● Extrait cité
En remplaçant la formule trop timorée d'une fonction constitutionnelle conférée à la chambre administrative de la Cour Suprême104(*) par la création d'une véritable juridiction constitutionnelle à part entière, institutionnellement indépendante des rouages de la justice  ordinaire, le constituant du 20 janvier 2002 a fait une avancée considérable vers l'encrage de l'Etat de droit.

Nonobstant ce bond vers un véritable Etat de droit, il ne s'est pas inscrit dans le droit fil de ses homologues béninois et gabonais. Si le préambule de la constitution du 15 mars 1992 avait ouvert une brèche en ce sens (1), celle du 20 janvier 2002 a opté pour une autre démarche en instituant le recours en inconstitutionnalité (2).

1-Les jalons d'un contentieux de la constitutionnalité des actes administratifs posés par le Préambule de la Constitution du 15 mars 1992.

Le mouvement démocratique issu du libéralisme politique au Congo a donné naissance à une première constitution, celle du 15 mars 1992 qui en introduisant le concept de Ó « pouvoir judiciaire » a entrainé deux conséquences dans le domaine du contrôle juridictionnel des actes de l'administration.

D'abord, si sous le régime monopartite, « l'annulation d'une décision illégale prise par l'administration contre le citoyen [apparaissait] comme une gageur, un acte quasi exceptionnel de bravoure du juge »105(*), avec l'avènement de la constitution de 1992, le juge semble plus hardi et plus déterminé. En ce sens, le Président ILOKI estime que l'introduction de cette constitution « a semblé libéré les esprits tant du côté de l'administration que de celui des juges (...). Le contrôle de la légalité des actes de l'administration est en effet devenu plus audacieux »106(*).

Mais, ce qui est plus remarquable, c'est que la constitution du 15 mars 1992 a dans son Préambule inséré au milieu d'une litanie des textes internationaux relatifs aux droits et libertés fondamentaux la stipulation suivante :

« Proclamons (...) le droit de tout citoyen de saisir le Conseil constitutionnel aux fins d'annulation de toute loi ou tout acte contraire à la présente Constitution ».

Par cette disposition, la constitution congolaise du 15 mars 1992 avait ouvert la voie à tout un contentieux, celui du contrôle de la constitutionnalité des actes administratifs et en confiait la connaissance au juge constitutionnel. Il répondait ainsi à l'épineuse question que se posait le Président de la chambre administrative de la Cour Suprême du Benin : « lorsqu'aucune loi ne s'interpose entre l'acte attaqué et la constitution, quel est le juge compétent pour en connaitre la conformité ? »107(*).

Pour le constituant de 1992, l'annulation d'un tel acte relève non pas du juge administratif suprême mais plutôt du « Conseil constitutionnel sur saisine du citoyen congolais ». Il fait donc du Conseil constitutionnel juge de l'excès de pouvoir par dérogation.

La constitution du 20 janvier 2002 n'a pas repris cette disposition, elle a plutôt institué un recours en inconstitutionnalité et dans ce recours, le juge constitutionnel joue un rôle indirect dans l'annulation des actes administratifs contraires à la constitution.

2- L'option d'un rôle indirect dans l'annulation des actes Ó l'exception d'inconstitutionnalité.

● Données brutes
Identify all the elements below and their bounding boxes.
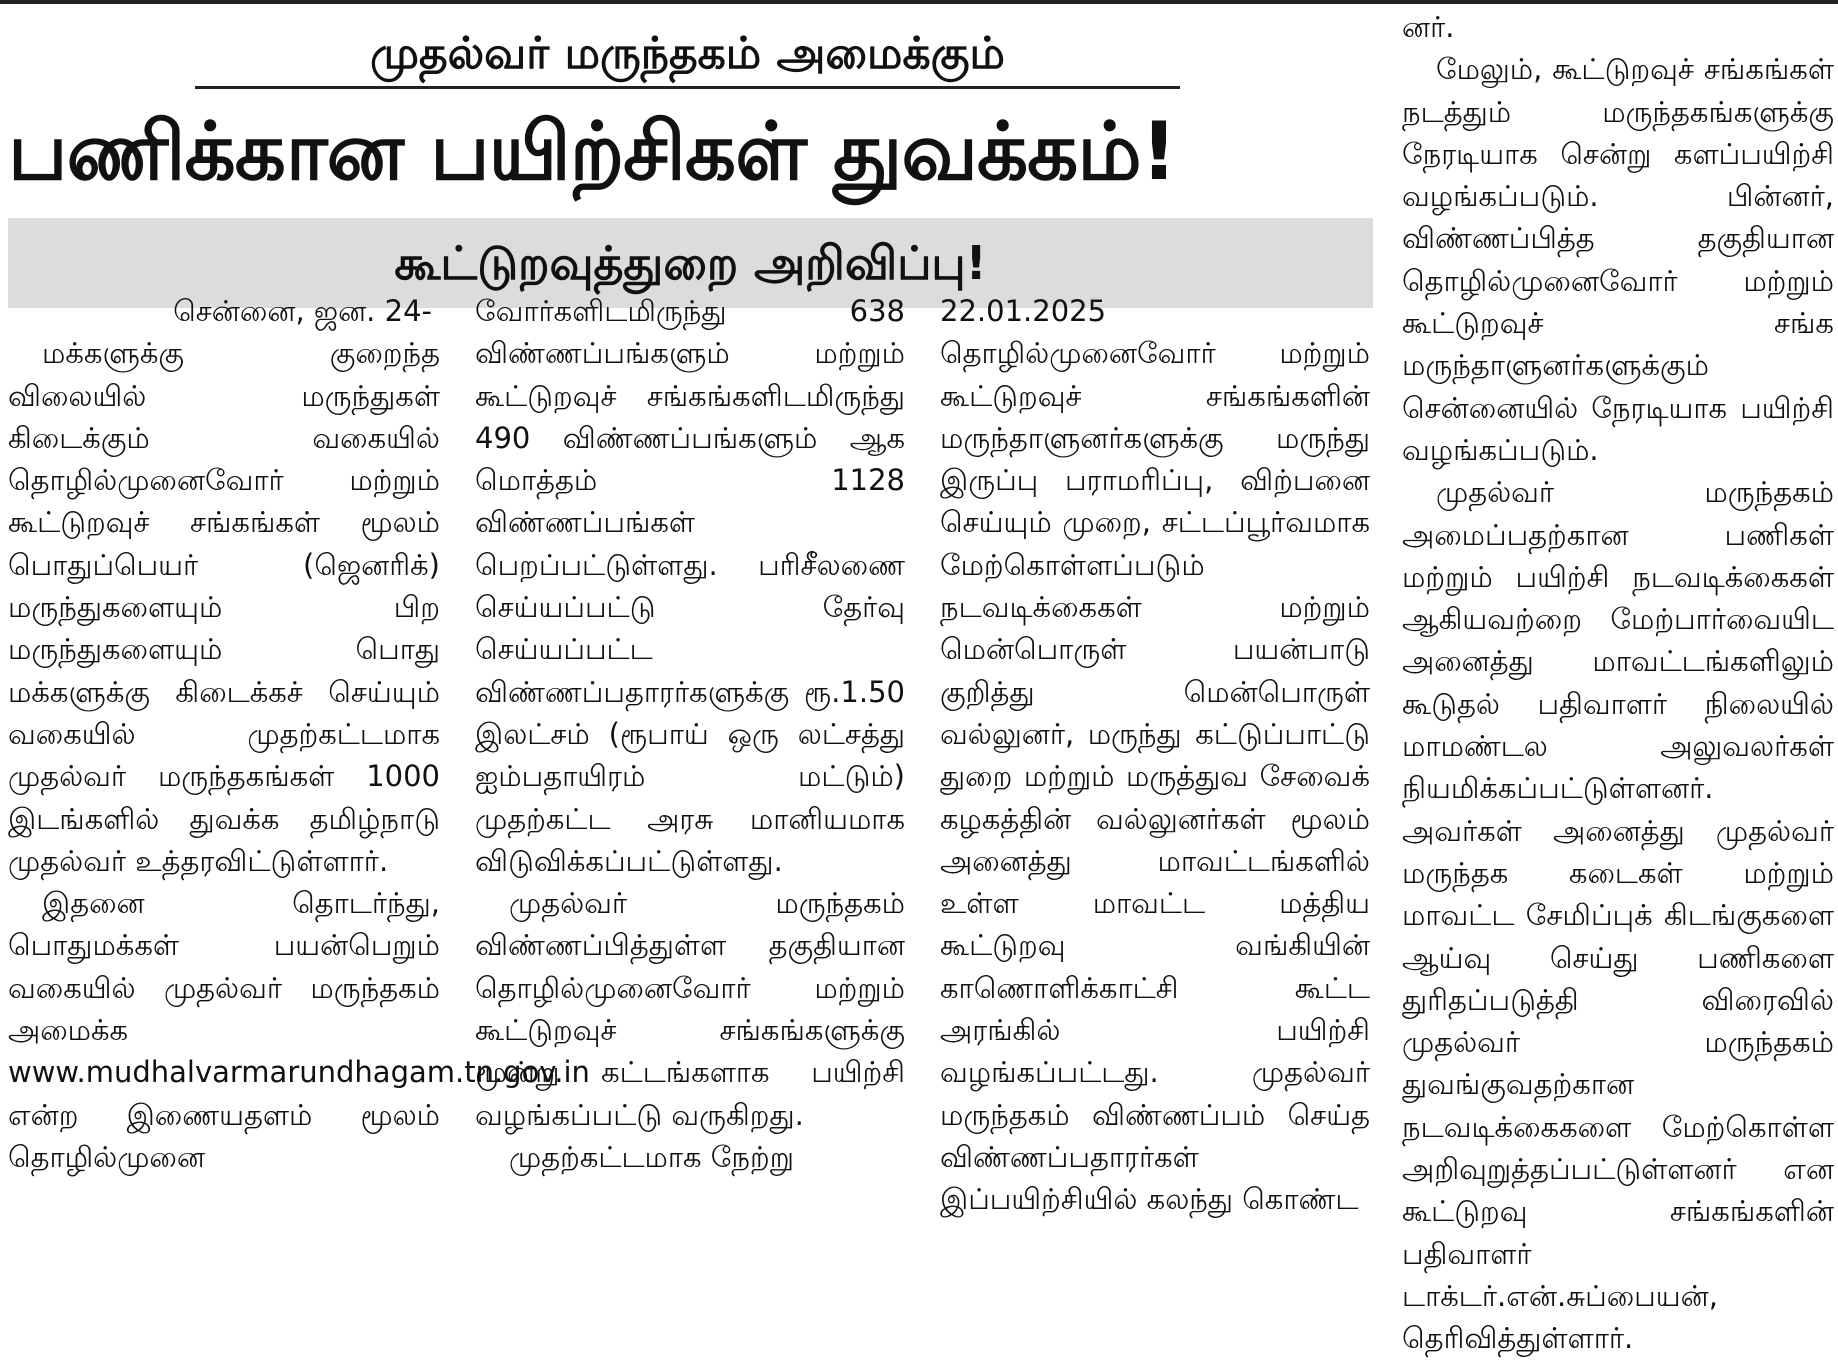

● Travail à faire
[A] Les affirmations suivantes concordent-elles avec l'extrait ? Répondez par oui ou par non à chacune, en citant mot pour mot les mots décisifs de l'extrait. (i) La constitution du 15 mars 1992 est la première constitution issue du mouvement démocratique au Congo. (ii) La constitution du 20 janvier 2002 a repris la disposition du Préambule de 1992 sur la saisine du Conseil constitutionnel. (iii) Pour le constituant de 1992, l'annulation d'un acte contraire à la Constitution revient au juge administratif suprême.
[B] Recopiez, s'il vous plaît, un passage de l'extrait sans rien y changer : commencez aux mots « Pour le constituant » et arrêtez-vous après « à la constitution. ».
[C] Relevez tous les numéros de renvoi de note suivis de (*) qui figurent dans l'extrait.

● Réponses par consigne
[A]
(i) Oui : « Le mouvement démocratique issu du libéralisme politique au Congo a donné naissance à une première constitution, celle du 15 mars 1992 ».
(ii) Non : « La constitution du 20 janvier 2002 n'a pas repris cette disposition ».
(iii) Non : « l'annulation d'un tel acte relève non pas du juge administratif suprême mais plutôt du « Conseil constitutionnel sur saisine du citoyen congolais » ».

[B]
Pour le constituant de 1992, l'annulation d'un tel acte relève non pas du juge administratif suprême mais plutôt du « Conseil constitutionnel sur saisine du citoyen congolais ». Il fait donc du Conseil constitutionnel juge de l'excès de pouvoir par dérogation.

La constitution du 20 janvier 2002 n'a pas repris cette disposition, elle a plutôt institué un recours en inconstitutionnalité et dans ce recours, le juge constitutionnel joue un rôle indirect dans l'annulation des actes administratifs contraires à la constitution.

[C] 104, 105, 106, 107